■ Task directions: Scan the listing below. Report each line that includes "green".

■ Supplied data:

===============

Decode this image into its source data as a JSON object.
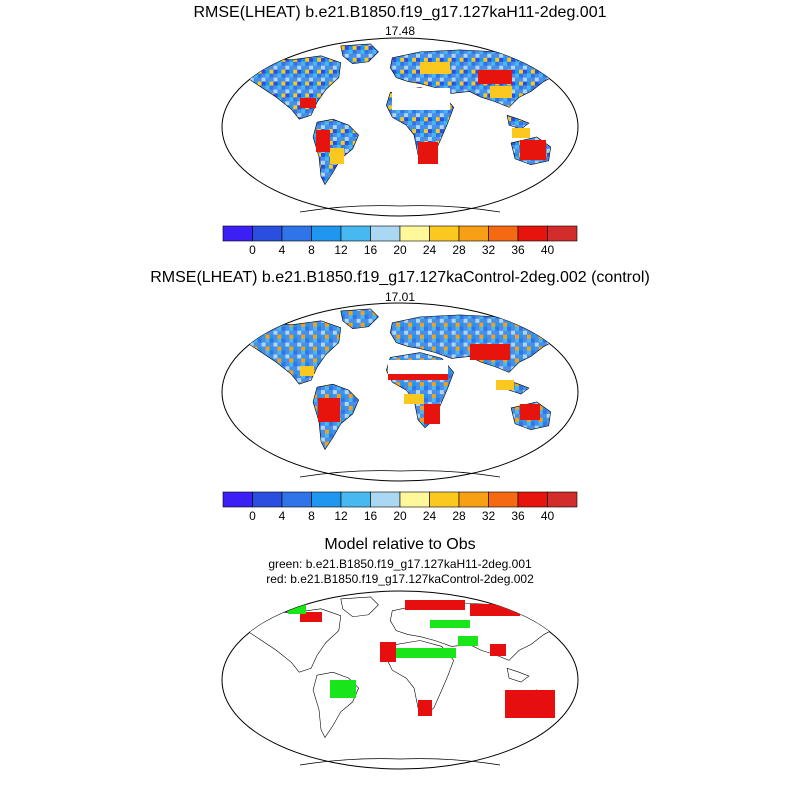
{
  "panel1": {
    "title": "RMSE(LHEAT) b.e21.B1850.f19_g17.127kaH11-2deg.001",
    "value": "17.48"
  },
  "panel2": {
    "title": "RMSE(LHEAT) b.e21.B1850.f19_g17.127kaControl-2deg.002 (control)",
    "value": "17.01"
  },
  "panel3": {
    "title": "Model relative to Obs",
    "line1": "green: b.e21.B1850.f19_g17.127kaH11-2deg.001",
    "line2": "red: b.e21.B1850.f19_g17.127kaControl-2deg.002"
  },
  "colorbar": {
    "colors": [
      "#3b1ff5",
      "#2a4fe0",
      "#2f74e8",
      "#1f97f0",
      "#47b8f0",
      "#aad7f2",
      "#fff79a",
      "#fac81e",
      "#f7a016",
      "#f56a10",
      "#e6140c",
      "#d32c2c"
    ],
    "tick_labels": [
      "0",
      "4",
      "8",
      "12",
      "16",
      "20",
      "24",
      "28",
      "32",
      "36",
      "40"
    ]
  },
  "legend_colors": {
    "green": "#19e619",
    "red": "#e60e0e"
  }
}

===============

■ Written response:
    "line1": "green: b.e21.B1850.f19_g17.127kaH11-2deg.001",
    "green": "#19e619",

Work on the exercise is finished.